> **Exercise directions**
Find each line with the word "Earth" and state how many there are, nothing more.
━━ Data lines
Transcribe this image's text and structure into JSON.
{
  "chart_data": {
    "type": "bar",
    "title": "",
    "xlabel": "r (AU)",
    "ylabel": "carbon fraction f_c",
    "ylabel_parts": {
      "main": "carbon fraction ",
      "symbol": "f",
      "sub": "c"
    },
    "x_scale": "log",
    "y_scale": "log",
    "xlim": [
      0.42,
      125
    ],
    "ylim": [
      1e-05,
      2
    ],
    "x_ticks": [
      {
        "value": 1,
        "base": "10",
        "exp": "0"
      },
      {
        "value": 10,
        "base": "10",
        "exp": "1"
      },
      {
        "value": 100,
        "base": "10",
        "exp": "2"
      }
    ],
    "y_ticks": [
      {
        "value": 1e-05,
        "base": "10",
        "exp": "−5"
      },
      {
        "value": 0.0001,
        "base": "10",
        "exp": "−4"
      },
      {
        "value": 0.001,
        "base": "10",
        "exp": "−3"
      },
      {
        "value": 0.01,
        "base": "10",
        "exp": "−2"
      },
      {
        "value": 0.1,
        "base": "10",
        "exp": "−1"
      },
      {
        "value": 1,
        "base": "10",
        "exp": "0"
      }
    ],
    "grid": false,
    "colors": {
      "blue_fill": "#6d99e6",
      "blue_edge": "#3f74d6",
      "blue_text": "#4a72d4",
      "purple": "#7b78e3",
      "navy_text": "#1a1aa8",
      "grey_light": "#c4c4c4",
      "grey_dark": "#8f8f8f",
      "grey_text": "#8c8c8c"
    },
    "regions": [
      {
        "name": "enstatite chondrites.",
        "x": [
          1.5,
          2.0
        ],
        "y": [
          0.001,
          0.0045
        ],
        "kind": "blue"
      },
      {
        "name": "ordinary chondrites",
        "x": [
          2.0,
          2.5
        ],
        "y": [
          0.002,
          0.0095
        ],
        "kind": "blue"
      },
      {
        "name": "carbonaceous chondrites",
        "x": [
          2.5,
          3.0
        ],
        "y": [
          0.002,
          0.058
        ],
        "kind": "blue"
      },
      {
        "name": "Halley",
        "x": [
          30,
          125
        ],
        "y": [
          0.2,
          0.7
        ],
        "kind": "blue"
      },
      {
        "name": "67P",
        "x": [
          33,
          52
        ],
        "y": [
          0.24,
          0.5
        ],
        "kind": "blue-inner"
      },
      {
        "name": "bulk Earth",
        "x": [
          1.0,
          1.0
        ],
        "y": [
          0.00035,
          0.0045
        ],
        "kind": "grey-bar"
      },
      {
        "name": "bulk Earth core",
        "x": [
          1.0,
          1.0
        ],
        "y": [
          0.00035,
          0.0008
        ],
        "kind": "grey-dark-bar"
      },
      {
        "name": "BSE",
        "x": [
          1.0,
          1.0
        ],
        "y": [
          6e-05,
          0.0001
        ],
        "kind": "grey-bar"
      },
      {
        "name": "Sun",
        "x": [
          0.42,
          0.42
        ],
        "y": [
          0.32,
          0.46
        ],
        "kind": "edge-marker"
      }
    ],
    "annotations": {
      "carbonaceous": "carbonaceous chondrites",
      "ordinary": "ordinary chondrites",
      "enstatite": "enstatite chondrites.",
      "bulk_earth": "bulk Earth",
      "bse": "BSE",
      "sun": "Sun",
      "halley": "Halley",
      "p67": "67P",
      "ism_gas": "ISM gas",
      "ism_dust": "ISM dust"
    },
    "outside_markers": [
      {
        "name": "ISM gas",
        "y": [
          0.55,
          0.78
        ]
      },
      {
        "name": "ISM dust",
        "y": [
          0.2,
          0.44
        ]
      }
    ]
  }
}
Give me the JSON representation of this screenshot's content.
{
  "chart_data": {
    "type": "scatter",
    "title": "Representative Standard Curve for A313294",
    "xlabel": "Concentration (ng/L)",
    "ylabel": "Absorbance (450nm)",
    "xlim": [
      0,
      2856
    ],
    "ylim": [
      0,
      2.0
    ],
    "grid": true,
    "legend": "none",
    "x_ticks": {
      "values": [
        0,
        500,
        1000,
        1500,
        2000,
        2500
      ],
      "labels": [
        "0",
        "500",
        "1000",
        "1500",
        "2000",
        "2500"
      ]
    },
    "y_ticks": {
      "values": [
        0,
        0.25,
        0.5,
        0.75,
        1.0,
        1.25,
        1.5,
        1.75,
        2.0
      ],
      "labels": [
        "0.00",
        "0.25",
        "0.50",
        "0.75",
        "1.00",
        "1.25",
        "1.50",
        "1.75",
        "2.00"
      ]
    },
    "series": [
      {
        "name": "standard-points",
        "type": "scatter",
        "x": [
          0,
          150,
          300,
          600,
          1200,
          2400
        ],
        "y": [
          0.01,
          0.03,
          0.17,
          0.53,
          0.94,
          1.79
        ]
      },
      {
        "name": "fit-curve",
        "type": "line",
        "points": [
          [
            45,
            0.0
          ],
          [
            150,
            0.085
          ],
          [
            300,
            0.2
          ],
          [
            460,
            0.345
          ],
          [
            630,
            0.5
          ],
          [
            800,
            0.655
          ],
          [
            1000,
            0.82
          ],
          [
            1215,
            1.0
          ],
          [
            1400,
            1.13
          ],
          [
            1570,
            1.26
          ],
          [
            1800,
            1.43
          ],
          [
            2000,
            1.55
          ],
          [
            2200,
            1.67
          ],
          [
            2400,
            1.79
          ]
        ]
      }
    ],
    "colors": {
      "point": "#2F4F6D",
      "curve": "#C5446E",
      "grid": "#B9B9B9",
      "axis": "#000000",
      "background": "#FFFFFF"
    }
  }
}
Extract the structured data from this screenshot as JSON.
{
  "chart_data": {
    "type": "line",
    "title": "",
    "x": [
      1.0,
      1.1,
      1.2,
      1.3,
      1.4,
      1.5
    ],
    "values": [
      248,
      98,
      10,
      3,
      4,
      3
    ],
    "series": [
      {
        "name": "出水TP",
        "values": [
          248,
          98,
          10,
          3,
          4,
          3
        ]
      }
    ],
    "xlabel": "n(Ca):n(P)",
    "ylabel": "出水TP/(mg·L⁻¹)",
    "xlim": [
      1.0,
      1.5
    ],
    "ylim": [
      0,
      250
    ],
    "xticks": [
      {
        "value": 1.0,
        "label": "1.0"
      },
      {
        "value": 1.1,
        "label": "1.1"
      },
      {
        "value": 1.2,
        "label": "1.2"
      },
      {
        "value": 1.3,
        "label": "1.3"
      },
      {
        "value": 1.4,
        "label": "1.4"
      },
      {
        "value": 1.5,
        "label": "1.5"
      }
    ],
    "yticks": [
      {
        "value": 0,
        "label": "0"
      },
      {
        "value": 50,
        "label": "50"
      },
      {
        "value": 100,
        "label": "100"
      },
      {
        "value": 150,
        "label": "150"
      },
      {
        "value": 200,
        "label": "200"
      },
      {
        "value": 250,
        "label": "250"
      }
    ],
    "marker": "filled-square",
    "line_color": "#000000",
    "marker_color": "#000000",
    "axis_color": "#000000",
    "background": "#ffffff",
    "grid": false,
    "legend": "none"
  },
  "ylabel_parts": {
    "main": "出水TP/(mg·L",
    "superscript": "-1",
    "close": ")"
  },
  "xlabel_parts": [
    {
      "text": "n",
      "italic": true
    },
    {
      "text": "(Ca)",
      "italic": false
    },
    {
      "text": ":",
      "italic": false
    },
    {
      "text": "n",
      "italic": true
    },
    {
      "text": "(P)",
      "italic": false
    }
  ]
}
━━━━
> **Answer to this task**
3